== WHAT YOU HAVE TO DO ==
Transcribe every line of the listing below without any deviation.

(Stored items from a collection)
========================================
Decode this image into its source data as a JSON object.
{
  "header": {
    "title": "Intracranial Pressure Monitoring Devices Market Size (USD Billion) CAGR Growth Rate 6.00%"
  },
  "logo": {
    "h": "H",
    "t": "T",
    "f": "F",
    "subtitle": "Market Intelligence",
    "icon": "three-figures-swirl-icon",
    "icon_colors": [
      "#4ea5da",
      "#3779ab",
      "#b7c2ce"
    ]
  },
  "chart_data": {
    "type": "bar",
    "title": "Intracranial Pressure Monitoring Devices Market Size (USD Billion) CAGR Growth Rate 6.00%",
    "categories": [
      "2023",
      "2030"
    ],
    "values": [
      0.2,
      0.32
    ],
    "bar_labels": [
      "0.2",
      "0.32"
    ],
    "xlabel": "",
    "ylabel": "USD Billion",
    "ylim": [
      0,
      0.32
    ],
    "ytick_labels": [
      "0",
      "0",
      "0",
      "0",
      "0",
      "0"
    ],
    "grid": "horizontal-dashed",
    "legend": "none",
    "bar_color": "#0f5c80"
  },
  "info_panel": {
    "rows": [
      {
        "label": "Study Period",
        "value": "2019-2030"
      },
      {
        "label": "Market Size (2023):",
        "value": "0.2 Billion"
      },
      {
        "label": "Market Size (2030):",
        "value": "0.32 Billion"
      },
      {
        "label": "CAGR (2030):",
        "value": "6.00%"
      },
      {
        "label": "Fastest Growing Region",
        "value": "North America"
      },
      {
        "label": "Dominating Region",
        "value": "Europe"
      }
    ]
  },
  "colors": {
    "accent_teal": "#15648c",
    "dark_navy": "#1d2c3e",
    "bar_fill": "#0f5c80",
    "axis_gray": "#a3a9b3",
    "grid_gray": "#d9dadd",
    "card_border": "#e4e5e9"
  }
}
========================================
== RESULT OF THIS TASK ==
Decode this image into its source data as a JSON object.
{
  "header": {
    "title": "Intracranial Pressure Monitoring Devices Market Size (USD Billion) CAGR Growth Rate 6.00%"
  },
  "logo": {
    "h": "H",
    "t": "T",
    "f": "F",
    "subtitle": "Market Intelligence",
    "icon": "three-figures-swirl-icon",
    "icon_colors": [
      "#4ea5da",
      "#3779ab",
      "#b7c2ce"
    ]
  },
  "chart_data": {
    "type": "bar",
    "title": "Intracranial Pressure Monitoring Devices Market Size (USD Billion) CAGR Growth Rate 6.00%",
    "categories": [
      "2023",
      "2030"
    ],
    "values": [
      0.2,
      0.32
    ],
    "bar_labels": [
      "0.2",
      "0.32"
    ],
    "xlabel": "",
    "ylabel": "USD Billion",
    "ylim": [
      0,
      0.32
    ],
    "ytick_labels": [
      "0",
      "0",
      "0",
      "0",
      "0",
      "0"
    ],
    "grid": "horizontal-dashed",
    "legend": "none",
    "bar_color": "#0f5c80"
  },
  "info_panel": {
    "rows": [
      {
        "label": "Study Period",
        "value": "2019-2030"
      },
      {
        "label": "Market Size (2023):",
        "value": "0.2 Billion"
      },
      {
        "label": "Market Size (2030):",
        "value": "0.32 Billion"
      },
      {
        "label": "CAGR (2030):",
        "value": "6.00%"
      },
      {
        "label": "Fastest Growing Region",
        "value": "North America"
      },
      {
        "label": "Dominating Region",
        "value": "Europe"
      }
    ]
  },
  "colors": {
    "accent_teal": "#15648c",
    "dark_navy": "#1d2c3e",
    "bar_fill": "#0f5c80",
    "axis_gray": "#a3a9b3",
    "grid_gray": "#d9dadd",
    "card_border": "#e4e5e9"
  }
}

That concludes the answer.